REQUIREMENT:
Copy the rows below word for word, starting at the line that contains "day-body: Sunrise: 1:39 AM: [133, 213, 238, 231]" and continuing through the last line of the rows, with both ends included.

Begin AVAILABLE DATA

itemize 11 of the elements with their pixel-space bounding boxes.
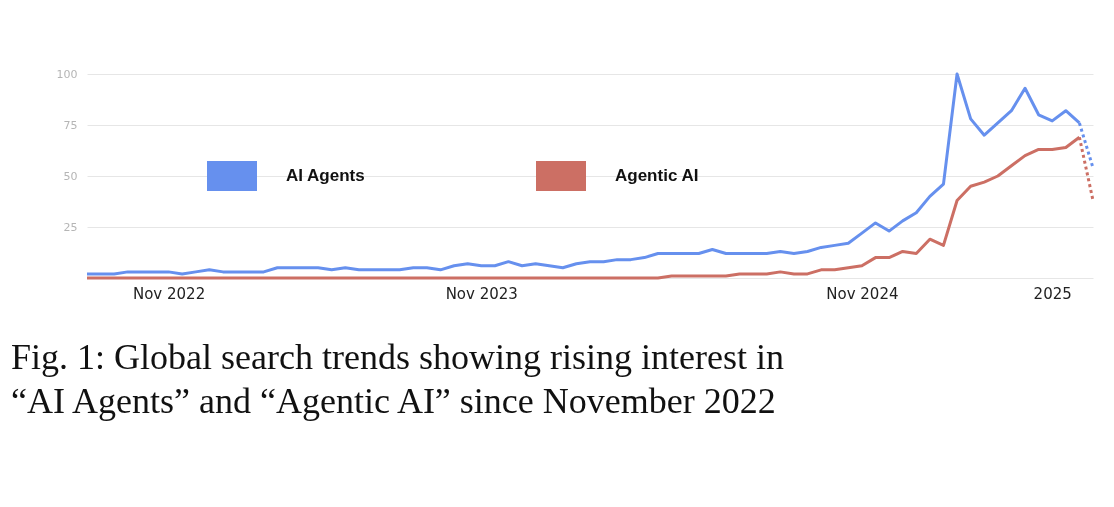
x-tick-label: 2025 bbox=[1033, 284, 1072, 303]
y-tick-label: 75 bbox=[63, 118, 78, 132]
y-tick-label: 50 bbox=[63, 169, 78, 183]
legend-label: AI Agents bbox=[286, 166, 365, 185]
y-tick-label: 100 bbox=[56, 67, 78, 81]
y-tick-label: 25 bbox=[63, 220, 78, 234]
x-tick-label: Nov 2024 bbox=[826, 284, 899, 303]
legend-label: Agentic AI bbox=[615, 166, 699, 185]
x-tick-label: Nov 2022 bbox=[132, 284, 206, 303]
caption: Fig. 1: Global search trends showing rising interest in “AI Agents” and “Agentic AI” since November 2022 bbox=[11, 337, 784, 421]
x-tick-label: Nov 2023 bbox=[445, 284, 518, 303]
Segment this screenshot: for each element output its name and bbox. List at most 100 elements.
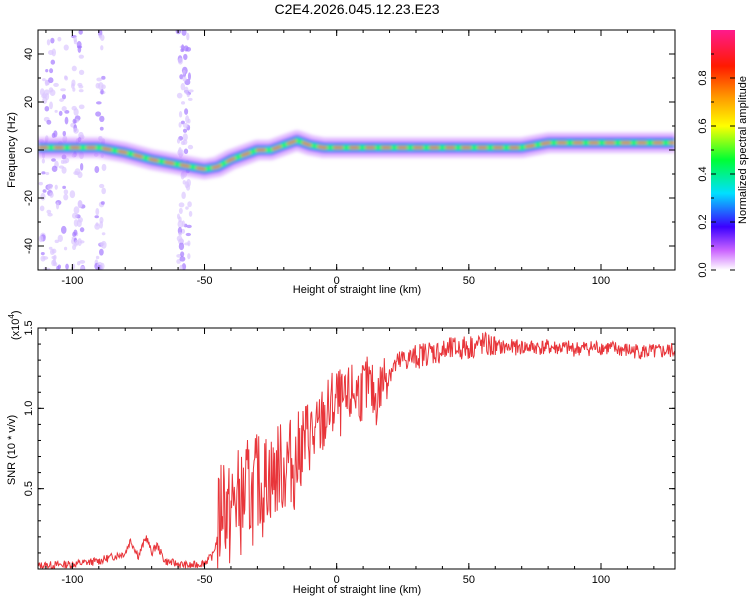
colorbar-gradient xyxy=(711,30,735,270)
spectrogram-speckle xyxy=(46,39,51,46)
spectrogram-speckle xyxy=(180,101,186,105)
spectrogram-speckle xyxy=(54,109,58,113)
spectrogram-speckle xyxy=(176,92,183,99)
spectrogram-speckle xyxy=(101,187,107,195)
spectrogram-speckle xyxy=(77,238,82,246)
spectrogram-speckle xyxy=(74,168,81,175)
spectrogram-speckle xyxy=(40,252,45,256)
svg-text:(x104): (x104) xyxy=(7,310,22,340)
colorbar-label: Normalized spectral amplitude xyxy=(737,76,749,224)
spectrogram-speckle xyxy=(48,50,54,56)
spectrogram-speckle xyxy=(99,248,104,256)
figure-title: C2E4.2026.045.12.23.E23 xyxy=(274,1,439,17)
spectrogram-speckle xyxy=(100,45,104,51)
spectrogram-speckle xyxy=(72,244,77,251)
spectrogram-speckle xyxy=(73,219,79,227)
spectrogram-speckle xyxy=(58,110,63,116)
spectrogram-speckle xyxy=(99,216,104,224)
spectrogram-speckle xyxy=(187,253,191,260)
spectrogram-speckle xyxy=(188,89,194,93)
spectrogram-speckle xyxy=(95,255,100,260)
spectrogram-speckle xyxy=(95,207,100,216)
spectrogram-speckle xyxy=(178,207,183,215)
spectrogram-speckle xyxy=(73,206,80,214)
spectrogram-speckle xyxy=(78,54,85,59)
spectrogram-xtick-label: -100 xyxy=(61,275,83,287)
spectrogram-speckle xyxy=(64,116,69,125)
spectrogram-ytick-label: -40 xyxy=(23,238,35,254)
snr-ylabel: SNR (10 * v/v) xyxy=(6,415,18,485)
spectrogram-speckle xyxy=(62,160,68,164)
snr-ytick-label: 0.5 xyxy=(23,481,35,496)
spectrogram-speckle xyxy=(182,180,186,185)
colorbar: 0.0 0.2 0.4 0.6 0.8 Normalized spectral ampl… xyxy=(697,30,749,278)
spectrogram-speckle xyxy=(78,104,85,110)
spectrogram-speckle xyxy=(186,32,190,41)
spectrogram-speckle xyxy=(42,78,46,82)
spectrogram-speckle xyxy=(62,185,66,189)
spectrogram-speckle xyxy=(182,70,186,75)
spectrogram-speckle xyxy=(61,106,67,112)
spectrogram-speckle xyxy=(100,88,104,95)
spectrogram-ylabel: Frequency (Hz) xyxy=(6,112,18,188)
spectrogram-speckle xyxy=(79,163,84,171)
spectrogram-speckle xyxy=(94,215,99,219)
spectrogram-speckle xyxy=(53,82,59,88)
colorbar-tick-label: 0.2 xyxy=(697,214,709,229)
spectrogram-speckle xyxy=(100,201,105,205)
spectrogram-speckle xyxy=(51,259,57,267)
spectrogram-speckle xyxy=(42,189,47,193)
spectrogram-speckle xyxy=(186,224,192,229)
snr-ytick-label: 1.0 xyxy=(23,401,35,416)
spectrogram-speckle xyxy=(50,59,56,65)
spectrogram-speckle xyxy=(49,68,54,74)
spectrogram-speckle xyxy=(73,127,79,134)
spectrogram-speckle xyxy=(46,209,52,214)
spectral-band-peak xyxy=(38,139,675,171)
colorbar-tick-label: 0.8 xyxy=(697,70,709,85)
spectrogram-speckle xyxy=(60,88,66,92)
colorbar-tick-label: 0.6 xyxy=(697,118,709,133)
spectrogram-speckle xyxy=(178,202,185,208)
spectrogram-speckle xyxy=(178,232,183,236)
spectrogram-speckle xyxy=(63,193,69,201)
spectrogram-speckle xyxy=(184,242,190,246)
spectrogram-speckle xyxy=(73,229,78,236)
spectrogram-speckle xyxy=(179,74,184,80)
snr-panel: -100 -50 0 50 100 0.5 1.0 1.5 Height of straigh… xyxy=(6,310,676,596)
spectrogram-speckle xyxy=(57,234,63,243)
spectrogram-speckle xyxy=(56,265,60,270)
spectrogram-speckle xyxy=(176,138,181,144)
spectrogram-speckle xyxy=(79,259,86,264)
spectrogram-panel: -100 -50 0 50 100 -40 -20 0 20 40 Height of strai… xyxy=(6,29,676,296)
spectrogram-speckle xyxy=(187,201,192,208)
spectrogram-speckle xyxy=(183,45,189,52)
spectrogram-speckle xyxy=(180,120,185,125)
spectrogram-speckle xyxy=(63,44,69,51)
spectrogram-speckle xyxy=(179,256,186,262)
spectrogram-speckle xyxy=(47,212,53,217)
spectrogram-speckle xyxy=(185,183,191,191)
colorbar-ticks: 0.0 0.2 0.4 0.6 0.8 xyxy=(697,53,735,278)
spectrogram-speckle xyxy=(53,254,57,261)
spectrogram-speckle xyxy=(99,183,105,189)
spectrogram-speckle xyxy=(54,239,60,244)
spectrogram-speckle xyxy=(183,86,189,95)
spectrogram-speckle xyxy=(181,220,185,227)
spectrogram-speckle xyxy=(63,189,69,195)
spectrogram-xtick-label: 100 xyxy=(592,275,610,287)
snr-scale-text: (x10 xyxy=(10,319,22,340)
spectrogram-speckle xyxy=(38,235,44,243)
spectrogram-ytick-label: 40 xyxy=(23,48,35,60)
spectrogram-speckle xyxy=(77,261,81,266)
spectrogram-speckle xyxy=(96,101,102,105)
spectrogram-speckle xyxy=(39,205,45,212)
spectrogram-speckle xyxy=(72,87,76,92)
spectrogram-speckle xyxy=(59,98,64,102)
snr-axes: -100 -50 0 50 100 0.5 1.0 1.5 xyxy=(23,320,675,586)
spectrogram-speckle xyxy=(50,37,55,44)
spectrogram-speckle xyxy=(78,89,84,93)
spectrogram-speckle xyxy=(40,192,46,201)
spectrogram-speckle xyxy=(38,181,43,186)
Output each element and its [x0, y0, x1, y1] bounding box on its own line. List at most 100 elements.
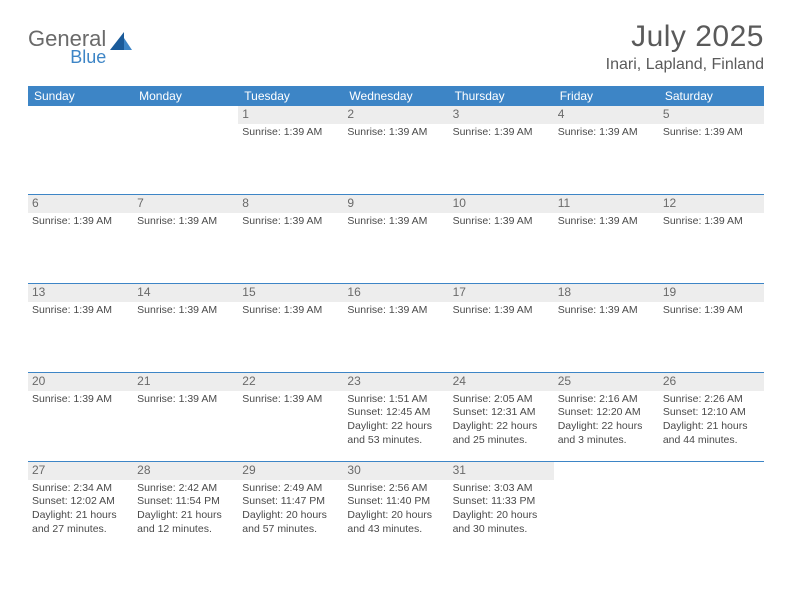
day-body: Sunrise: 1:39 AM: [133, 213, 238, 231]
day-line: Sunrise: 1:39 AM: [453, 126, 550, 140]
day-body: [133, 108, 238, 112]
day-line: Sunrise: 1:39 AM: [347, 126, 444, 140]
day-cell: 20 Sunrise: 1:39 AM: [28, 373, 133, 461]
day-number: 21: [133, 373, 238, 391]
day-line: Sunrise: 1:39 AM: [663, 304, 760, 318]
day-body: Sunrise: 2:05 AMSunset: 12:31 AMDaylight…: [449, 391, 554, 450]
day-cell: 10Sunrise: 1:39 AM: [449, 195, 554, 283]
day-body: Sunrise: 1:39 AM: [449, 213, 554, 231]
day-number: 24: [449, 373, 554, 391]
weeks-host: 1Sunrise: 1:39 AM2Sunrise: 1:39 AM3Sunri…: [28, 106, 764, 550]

End AVAILABLE DATA

CORRECT ANSWER:
day-body: Sunrise: 1:39 AM: [133, 213, 238, 231]
day-line: Sunrise: 1:39 AM: [453, 126, 550, 140]
day-body: [133, 108, 238, 112]
day-line: Sunrise: 1:39 AM: [347, 126, 444, 140]
day-cell: 20 Sunrise: 1:39 AM: [28, 373, 133, 461]
day-number: 21: [133, 373, 238, 391]
day-line: Sunrise: 1:39 AM: [663, 304, 760, 318]
day-body: Sunrise: 2:05 AMSunset: 12:31 AMDaylight…: [449, 391, 554, 450]
day-cell: 10Sunrise: 1:39 AM: [449, 195, 554, 283]
day-body: Sunrise: 1:39 AM: [449, 213, 554, 231]
day-number: 24: [449, 373, 554, 391]
weeks-host: 1Sunrise: 1:39 AM2Sunrise: 1:39 AM3Sunri…: [28, 106, 764, 550]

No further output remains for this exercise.